### WORK ORDER
Search the entries below for "Looy" and copy each matching line.

Image records of document pages
Segment Open

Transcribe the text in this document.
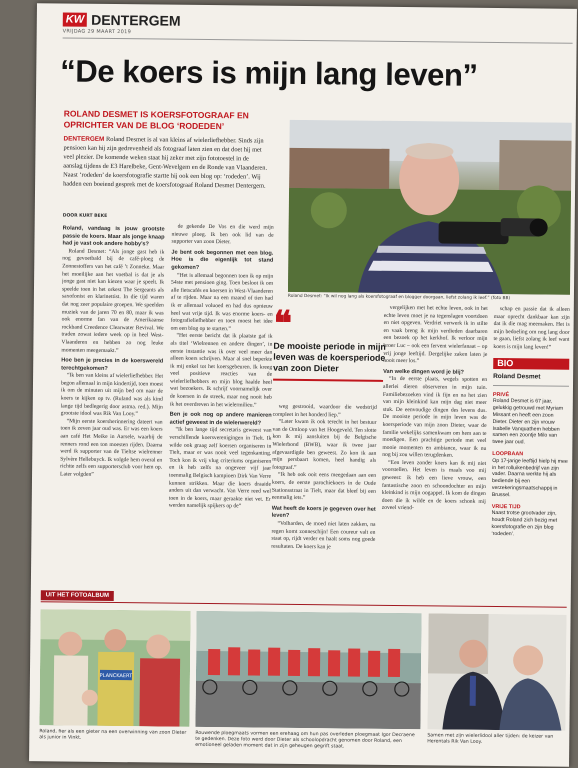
KW DENTERGEM
VRIJDAG 29 MAART 2019
“De koers is mijn lang leven”
ROLAND DESMET IS KOERSFOTOGRAAF EN OPRICHTER VAN DE BLOG ‘RODEDEN’
DENTERGEM Roland Desmet is al van kleins af wielerliefhebber. Sinds zijn pensioen kan hij zijn gedrevenheid als fotograaf laten zien en dat doet hij met veel plezier. De komende weken staat hij zeker met zijn fototoestel in de aanslag tijdens de E3 Harelbeke, Gent-Wevelgem en de Ronde van Vlaanderen. Naast ‘rodeden’ de koersfotografie startte hij ook een blog op: ‘rodeden’. Wij hadden een boeiend gesprek met de koersfotograaf Roland Desmet Dentergem.
DOOR KURT BEKE
Roland, vandaag is jouw grootste passie de koers. Maar als jonge knaap had je vast ook andere hobby's?
Roland Desmet: “Als jonge gast heb ik nog gevoetbald bij de café-ploeg de Zonnestoffers van het café ’t Zonneke. Maar het moeilijke aan het voetbal is dat je als jonge gast niet kan kiezen waar je speelt. Ik speelde toen in het orkest The Sergeants als saxofonist en klarinettist. In die tijd waren dat nog zeer populaire groepen. We speelden muziek van de jaren 70 en 80, maar ik was ook enorme fan van de Amerikaanse rockband Creedence Clearwater Revival. We traden zowat iedere week op in heel West-Vlaanderen en hebben zo nog leuke momenten meegemaakt.”
Hoe ben je precies in de koerswereld terechtgekomen?
“Ik ben van kleins af wielerliefhebber. Het begon allemaal in mijn kindertijd, toen moest ik om de minuten uit mijn bed om naar de koers te kijken op tv. (Ruland was als kind lange tijd bedlegerig door astma. red.). Mijn grootste idool was Rik Van Looy.”
“Mijn eerste koersherinnering dateert van toen ik zeven jaar oud was. Er was een koers aan café Het Meike in Aarsele, waarbij de renners rond een ton moesten rijden. Daarna werd ik supporter van de Tieltse wielrenner Sylvère Hellebuyck. Ik volgde hem overal en richtte zelfs een supportersclub voor hem op. Later volgden”
de gekende De Vos en die werd mijn nieuwe ploeg. Ik ben ook lid van de supporter van zoon Dieter.
Je bent ook begonnen met een blog. Hoe is die eigenlijk tot stand gekomen?
“Het is allemaal begonnen toen ik op mijn 54ste met pensioen ging. Toen besloot ik om alle fietscafés en koersen in West-Vlaanderen af te rijden. Maar na een maand of tien had ik er allemaal voluoed en had dus opnieuw heel wat vrije tijd. Ik was enorme koers- en fotografieliefhebber en toen moest het idee om een blog op te starten.”
“Het eerste bericht dat ik plaatste gaf ik als titel ‘Wielrennen en andere dingen’, in eerste instantie was ik over veel meer dan alleen koers schrijven. Maar al snel beperkte ik mij enkel tot het koersgebeuren. Ik kreeg veel positieve reacties van de wielerliefhebbers en mijn blog haalde heel wat bezoekers. Ik schrijf voornamelijk over de koersen in de streek, maar nog nooit heb ik het overdreven in het wielermilieu.”
Ben je ook nog op andere manieren actief geweest in de wielerwereld?
“Ik ben lange tijd secretaris geweest van verschillende koersverenigingen in Tielt. Ik wilde ook graag zelf koersen organiseren in Tielt, maar er was nooit veel tegenkanting. Toch kon ik vrij vlug criteriums organiseren en ik heb zelfs na ongeveer vijf jaar toenmalig Belgisch kampioen Dirk Van Verre kunnen strikken. Maar die koers draaide anders uit dan verwacht. Van Verre reed wel toen in de koers, maar geraakte niet vet. Er werden namelijk spijkers op de”
Roland Desmet: “Ik wil nog lang als koersfotograaf en blogger doorgaan, liefst zolang ik leef.” (foto BB)
❝
De mooiste periode in mijn leven was de koersperiode van zoon Dieter
weg gestrooid, waardoor die wedstrijd compleet in het honderd liep.”
“Later kwam ik ook terecht in het bestuur van de Omloop van het Hoogeveld. Ten slotte kon ik mij aansluiten bij de Belgische Wielerbond (BWB), waar ik twee jaar afgevaardigde ben geweest. Zo kon ik aan mijn persbaart komen, heel handig als fotograaf.”
“Ik heb ook ooit eens meegedaan aan een koers, de eerste parochiekoers in de Oude Stationsstraat in Tielt, maar dat bleef bij een eenmalig iets.”
Wat heeft de koers je gegeven over het leven?
“Volharden, de moed niet laten zakken, na regen komt zonneschijn! Een coureur valt en staat op, rijdt verder en haalt soms nog goede resultaten. De koers kan je
vergelijken met het echte leven, ook in het echte leven moet je na tegenslagen voortdoen en niet opgeven. Verdriet verwerk ik in stilte en vaak breng ik mijn verdieden daarbaren een bezoek op het kerkhof. Ik verloor mijn broer Luc – ook een fervent wielerfanaat – op vrij jonge leeftijd. Dergelijke zaken laten je nooit meer los.”
Van welke dingen word je blij?
“In de eerste plaats, wegels spotten en allerlei dieren observeren in mijn tuin. Familiebezoeken vind ik fijn en na het zien van mijn kleinkind kan mijn dag niet meer stuk. De eenvoudige dingen des levens dus. De mooiste periode in mijn leven was de koersperiode van mijn zoon Dieter, waar de familie wekelijks samenkwam om hem aan te moedigen. Een prachtige periode met veel mooie momenten en ambiance, waar ik nu nog bij zou willen terugdenken.
“Een leven zonder koers kan ik mij niet voorstellen. Het leven is maals voo mij geweest: ik heb een lieve vrouw, een fantastische zoon en schoondochter en mijn kleinkind is mijn oogappel. Ik kom de dingen doen die ik wilde en de koers schonk mij zoveel vriend-
schap en passie dat ik alleen maar oprecht dankbaar kan zijn dat ik die mag meemaken. Het is mijn bedoeling om nog lang door te gaan, liefst zolang ik leef want koers is mijn lang leven!”
BIO
Roland Desmet
PRIVÉ
Roland Desmet is 67 jaar, gelukkig getrouwd met Myriam Missant en heeft een zoon Dieter. Dieter en zijn vrouw Isabelle Vanquathem hebben samen een zoontje Milo van twee jaar oud.
LOOPBAAN
Op 17-jarige leeftijd hielp hij mee in het rolluikenbedrijf van zijn vader. Daarna werkte hij als bediende bij een verzekeringsmaatschappij in Brussel.
VRIJE TIJD
Naast trotse grootvader zijn, houdt Roland zich bezig met koersfotografie en zijn blog ‘rodeden’.
UIT HET FOTOALBUM
PLANCKAERT
Roland, fier als een gieter na een overwinning van zoon Dieter als junior in Vinkt.	Rouwende ploegmaats vormen een erehaag om hun pas overleden ploegmaat Igor Decraene te gedenken. Deze foto werd door Dieter als schoolopdracht genomen door Roland, een emotioneel geladen moment dat in zijn geheugen gegrift staat.
Samen met zijn wielerlidool aller tijden: de keizer van Herentals Rik Van Looy.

Segment Closed

### FINISHED EXERCISE
“Ik ben van kleins af wielerliefhebber. Het begon allemaal in mijn kindertijd, toen moest ik om de minuten uit mijn bed om naar de koers te kijken op tv. (Ruland was als kind lange tijd bedlegerig door astma. red.). Mijn grootste idool was Rik Van Looy.”
Samen met zijn wielerlidool aller tijden: de keizer van Herentals Rik Van Looy.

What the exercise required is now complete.